▶ Short task
Find the lines that hold the word "szczególności" and return them.

*** Provided entries

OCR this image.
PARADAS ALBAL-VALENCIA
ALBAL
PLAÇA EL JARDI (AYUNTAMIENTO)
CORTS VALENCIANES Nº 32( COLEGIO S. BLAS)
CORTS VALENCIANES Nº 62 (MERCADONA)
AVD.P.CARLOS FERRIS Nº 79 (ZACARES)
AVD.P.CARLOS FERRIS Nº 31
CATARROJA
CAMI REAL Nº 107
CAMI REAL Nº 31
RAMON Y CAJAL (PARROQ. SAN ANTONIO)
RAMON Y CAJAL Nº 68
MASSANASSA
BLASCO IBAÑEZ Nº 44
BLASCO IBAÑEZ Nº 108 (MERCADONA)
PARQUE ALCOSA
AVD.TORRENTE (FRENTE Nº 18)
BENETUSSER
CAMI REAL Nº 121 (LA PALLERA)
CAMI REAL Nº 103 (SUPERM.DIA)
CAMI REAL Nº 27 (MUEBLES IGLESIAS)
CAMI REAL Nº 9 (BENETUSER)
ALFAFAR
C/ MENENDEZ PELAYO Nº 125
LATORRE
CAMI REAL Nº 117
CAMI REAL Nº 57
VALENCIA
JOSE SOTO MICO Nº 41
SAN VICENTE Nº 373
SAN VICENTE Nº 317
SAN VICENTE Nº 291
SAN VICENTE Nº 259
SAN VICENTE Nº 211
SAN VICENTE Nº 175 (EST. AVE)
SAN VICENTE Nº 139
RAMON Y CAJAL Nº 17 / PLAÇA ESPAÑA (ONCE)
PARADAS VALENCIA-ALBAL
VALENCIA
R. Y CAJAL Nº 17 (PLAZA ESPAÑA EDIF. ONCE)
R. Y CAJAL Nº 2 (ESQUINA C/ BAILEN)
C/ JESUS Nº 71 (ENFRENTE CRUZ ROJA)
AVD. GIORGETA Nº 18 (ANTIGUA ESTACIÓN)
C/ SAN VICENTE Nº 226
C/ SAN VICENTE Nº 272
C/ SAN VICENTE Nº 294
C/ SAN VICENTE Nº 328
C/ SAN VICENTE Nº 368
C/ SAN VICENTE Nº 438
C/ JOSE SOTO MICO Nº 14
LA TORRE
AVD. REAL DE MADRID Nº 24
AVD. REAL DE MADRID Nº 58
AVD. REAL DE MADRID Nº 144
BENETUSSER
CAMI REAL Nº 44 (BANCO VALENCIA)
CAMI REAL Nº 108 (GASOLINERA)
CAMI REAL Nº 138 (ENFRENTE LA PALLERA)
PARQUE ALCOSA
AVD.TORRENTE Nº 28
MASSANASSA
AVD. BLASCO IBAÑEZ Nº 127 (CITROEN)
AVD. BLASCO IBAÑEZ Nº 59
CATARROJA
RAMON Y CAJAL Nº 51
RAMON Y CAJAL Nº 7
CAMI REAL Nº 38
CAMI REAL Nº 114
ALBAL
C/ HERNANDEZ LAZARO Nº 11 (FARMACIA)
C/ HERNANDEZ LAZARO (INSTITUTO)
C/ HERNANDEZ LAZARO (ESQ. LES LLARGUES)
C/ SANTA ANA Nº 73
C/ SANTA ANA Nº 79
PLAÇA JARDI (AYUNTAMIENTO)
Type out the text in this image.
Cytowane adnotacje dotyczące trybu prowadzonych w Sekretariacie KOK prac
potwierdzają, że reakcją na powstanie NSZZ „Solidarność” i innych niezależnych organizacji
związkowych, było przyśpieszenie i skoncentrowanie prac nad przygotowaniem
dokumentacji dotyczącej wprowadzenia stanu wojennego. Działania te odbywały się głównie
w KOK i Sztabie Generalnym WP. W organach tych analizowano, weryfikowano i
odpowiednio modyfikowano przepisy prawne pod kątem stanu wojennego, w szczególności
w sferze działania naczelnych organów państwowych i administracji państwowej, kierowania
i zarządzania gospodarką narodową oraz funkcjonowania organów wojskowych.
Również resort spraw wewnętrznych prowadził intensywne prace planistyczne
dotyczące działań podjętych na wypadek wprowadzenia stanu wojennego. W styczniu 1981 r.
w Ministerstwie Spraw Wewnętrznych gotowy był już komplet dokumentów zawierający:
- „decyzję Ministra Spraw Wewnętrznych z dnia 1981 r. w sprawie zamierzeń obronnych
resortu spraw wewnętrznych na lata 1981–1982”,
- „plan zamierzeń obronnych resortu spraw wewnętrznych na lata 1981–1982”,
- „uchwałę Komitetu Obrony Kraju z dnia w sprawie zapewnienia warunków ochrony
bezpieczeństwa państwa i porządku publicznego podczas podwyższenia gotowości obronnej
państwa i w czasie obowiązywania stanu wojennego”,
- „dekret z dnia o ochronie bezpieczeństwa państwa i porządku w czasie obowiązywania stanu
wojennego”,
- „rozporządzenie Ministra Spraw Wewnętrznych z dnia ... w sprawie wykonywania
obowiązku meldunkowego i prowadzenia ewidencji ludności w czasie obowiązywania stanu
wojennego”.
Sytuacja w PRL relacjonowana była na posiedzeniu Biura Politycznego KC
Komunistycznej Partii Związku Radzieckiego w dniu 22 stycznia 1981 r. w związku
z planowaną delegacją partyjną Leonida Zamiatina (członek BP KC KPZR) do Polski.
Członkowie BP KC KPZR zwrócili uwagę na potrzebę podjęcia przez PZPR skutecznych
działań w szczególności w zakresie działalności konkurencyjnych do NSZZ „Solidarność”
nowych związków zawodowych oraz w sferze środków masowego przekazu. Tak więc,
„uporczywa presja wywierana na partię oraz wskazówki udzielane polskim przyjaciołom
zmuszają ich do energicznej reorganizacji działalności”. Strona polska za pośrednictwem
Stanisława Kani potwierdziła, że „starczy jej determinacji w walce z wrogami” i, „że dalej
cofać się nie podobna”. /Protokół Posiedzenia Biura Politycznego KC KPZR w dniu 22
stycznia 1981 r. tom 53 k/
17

******
*** Provided entries

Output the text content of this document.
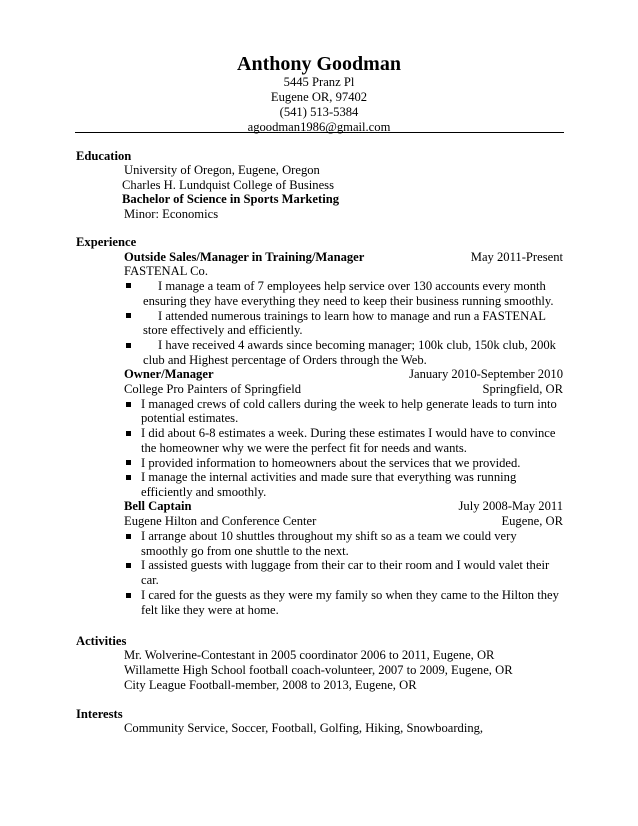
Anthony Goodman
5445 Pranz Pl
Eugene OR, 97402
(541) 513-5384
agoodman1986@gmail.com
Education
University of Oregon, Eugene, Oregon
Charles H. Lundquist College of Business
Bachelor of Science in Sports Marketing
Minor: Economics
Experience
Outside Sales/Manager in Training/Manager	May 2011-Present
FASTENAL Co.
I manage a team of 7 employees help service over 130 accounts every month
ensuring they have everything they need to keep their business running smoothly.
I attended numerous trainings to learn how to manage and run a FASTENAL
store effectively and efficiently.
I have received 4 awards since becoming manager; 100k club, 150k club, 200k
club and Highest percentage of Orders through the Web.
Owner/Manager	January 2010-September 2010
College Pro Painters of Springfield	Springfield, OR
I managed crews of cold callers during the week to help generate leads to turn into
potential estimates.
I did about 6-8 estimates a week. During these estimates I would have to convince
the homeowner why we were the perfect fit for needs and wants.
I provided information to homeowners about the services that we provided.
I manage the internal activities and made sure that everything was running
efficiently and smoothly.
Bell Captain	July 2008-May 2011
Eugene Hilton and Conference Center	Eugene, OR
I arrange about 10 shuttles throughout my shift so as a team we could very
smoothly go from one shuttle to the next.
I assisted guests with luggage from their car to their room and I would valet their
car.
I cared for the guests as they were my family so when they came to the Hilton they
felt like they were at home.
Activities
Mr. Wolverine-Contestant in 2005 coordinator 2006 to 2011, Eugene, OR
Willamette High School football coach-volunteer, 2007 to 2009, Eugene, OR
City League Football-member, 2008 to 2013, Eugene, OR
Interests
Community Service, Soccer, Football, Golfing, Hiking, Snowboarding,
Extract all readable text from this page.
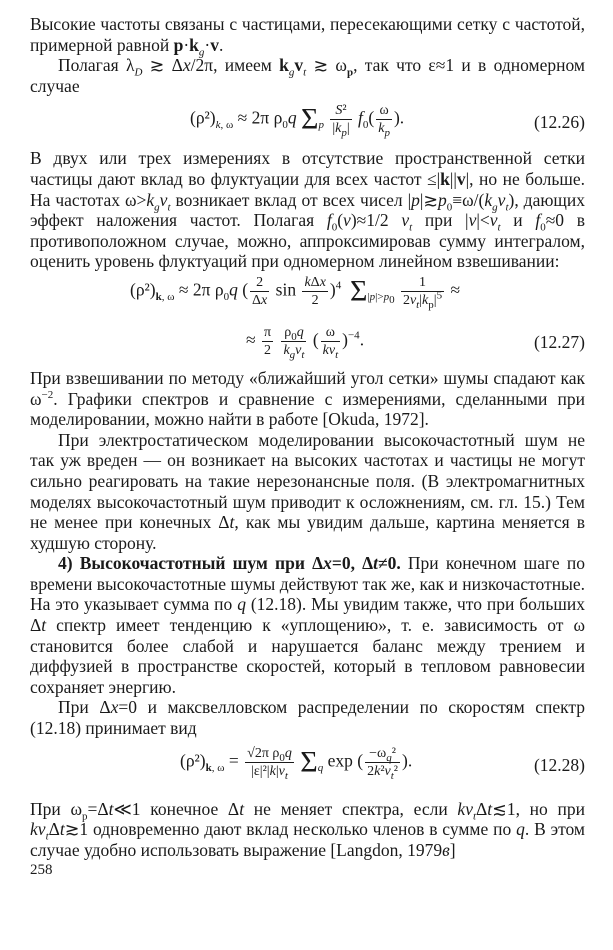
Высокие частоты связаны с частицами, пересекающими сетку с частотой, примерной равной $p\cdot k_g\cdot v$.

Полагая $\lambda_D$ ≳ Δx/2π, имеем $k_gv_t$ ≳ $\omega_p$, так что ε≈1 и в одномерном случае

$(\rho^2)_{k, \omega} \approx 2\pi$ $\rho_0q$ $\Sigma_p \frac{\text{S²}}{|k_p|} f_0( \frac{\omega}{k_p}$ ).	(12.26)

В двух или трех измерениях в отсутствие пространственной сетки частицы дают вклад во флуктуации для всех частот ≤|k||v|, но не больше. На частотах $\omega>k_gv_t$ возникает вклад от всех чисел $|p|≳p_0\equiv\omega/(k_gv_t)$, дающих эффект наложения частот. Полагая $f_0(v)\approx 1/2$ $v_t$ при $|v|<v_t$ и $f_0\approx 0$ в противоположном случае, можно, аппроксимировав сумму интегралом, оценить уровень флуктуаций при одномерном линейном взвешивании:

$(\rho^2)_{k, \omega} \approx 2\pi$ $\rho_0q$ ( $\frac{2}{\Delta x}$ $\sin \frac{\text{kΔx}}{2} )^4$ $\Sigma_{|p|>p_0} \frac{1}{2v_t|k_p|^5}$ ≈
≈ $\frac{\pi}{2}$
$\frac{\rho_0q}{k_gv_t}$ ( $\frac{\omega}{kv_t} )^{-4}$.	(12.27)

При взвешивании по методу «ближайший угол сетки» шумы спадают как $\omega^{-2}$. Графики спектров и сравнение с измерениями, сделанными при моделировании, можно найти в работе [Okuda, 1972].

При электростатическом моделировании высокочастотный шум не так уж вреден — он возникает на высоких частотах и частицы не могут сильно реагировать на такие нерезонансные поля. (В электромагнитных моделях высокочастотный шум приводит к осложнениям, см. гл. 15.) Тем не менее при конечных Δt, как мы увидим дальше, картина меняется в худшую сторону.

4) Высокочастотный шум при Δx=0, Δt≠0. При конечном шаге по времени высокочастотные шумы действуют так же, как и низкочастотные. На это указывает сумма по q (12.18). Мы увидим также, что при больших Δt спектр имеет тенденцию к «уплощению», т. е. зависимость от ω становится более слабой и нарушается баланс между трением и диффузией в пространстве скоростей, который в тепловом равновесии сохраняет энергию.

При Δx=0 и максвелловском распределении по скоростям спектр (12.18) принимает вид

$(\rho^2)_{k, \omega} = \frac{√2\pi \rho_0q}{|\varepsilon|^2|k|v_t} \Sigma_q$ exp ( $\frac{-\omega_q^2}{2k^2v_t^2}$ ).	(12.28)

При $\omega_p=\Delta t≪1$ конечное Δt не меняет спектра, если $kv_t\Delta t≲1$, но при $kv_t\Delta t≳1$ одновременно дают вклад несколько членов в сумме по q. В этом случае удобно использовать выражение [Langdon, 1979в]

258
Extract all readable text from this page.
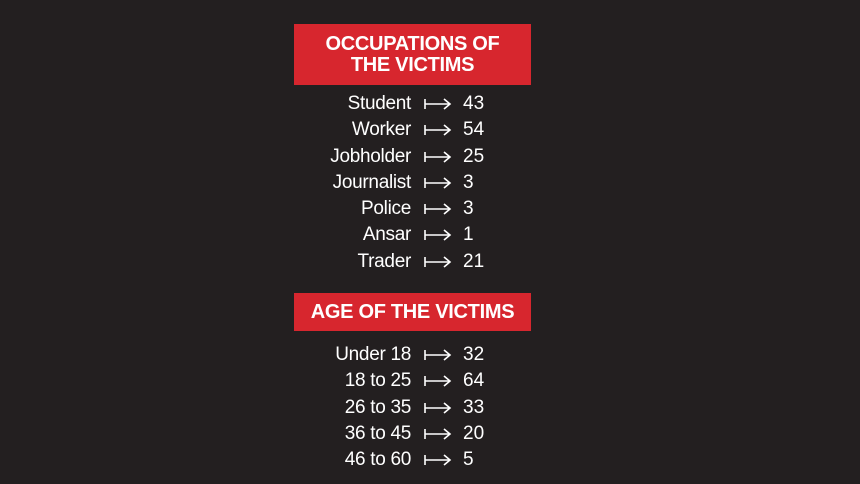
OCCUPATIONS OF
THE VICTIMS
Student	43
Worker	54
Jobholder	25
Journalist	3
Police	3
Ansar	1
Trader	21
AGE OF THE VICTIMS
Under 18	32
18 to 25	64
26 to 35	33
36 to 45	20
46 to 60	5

******
*** Provided entries

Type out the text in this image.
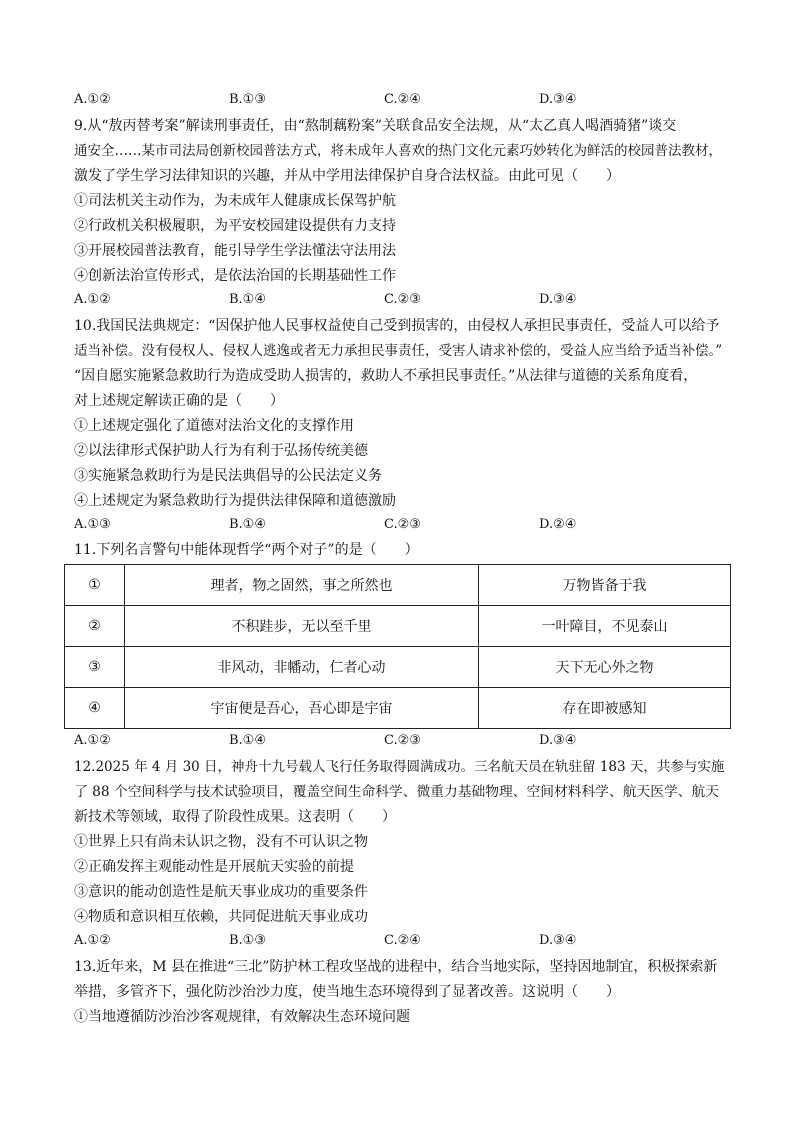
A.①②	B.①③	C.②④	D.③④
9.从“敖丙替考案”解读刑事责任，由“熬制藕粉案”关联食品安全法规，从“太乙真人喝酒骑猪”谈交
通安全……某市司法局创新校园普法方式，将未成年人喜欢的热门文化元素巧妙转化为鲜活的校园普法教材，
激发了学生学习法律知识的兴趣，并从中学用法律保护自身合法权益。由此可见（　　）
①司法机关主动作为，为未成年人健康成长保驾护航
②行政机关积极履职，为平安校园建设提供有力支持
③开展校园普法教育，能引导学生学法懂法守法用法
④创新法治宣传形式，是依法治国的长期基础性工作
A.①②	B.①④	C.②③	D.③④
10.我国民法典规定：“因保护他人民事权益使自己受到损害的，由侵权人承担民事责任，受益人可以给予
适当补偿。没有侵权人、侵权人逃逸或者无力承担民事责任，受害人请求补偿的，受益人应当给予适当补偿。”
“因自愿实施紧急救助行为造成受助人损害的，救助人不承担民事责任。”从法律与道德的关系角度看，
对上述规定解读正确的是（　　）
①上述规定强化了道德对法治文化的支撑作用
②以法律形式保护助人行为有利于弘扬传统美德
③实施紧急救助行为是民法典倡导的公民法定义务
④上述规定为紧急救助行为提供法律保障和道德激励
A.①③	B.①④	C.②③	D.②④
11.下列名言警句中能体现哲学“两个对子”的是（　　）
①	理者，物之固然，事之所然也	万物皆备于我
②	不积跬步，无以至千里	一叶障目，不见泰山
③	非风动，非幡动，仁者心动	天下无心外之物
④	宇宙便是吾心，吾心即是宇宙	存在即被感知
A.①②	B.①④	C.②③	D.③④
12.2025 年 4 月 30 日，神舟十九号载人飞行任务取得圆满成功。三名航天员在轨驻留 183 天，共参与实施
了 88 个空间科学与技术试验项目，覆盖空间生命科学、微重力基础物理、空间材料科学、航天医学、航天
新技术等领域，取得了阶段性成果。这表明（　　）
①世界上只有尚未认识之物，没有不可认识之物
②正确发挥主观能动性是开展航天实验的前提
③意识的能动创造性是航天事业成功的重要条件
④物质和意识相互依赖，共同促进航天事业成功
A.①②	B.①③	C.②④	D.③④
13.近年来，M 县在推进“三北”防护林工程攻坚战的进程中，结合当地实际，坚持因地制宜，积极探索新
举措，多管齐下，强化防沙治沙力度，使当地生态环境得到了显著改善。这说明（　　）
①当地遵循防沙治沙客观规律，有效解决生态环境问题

******

▶ Exercise result
odpowiednio modyfikowano przepisy prawne pod kątem stanu wojennego, w szczególności
działań w szczególności w zakresie działalności konkurencyjnych do NSZZ „Solidarność”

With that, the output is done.